## YOUR INSTRUCTIONS:
Each line in the entries below that holds the string "Accuracy" is to be listed.

## GIVEN RECORDS:
•••••
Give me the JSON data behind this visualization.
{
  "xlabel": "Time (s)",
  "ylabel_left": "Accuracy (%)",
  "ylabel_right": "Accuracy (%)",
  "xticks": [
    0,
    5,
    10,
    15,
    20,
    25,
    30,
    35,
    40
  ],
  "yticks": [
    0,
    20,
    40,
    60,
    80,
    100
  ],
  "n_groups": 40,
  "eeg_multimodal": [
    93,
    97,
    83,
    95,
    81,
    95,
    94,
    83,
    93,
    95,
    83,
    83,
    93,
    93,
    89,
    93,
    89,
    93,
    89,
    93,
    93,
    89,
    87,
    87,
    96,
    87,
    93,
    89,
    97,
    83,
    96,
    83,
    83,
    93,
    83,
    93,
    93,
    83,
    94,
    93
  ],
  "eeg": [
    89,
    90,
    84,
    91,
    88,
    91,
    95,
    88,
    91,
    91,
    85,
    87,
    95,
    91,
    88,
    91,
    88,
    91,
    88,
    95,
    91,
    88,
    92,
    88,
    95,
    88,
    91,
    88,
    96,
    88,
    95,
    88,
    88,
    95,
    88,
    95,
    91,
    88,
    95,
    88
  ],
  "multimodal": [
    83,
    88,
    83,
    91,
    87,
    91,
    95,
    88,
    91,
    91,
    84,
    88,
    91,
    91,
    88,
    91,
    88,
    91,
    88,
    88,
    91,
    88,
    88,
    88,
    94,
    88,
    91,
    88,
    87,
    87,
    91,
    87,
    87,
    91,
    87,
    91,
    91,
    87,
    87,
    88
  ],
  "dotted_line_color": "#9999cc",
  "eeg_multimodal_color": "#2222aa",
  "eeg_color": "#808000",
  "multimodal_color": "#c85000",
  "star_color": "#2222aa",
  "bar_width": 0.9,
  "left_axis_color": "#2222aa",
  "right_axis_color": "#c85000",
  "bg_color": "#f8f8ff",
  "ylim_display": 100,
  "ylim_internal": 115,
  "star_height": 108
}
•••••
## WRITTEN REPLY:
  "ylabel_left": "Accuracy (%)",
  "ylabel_right": "Accuracy (%)",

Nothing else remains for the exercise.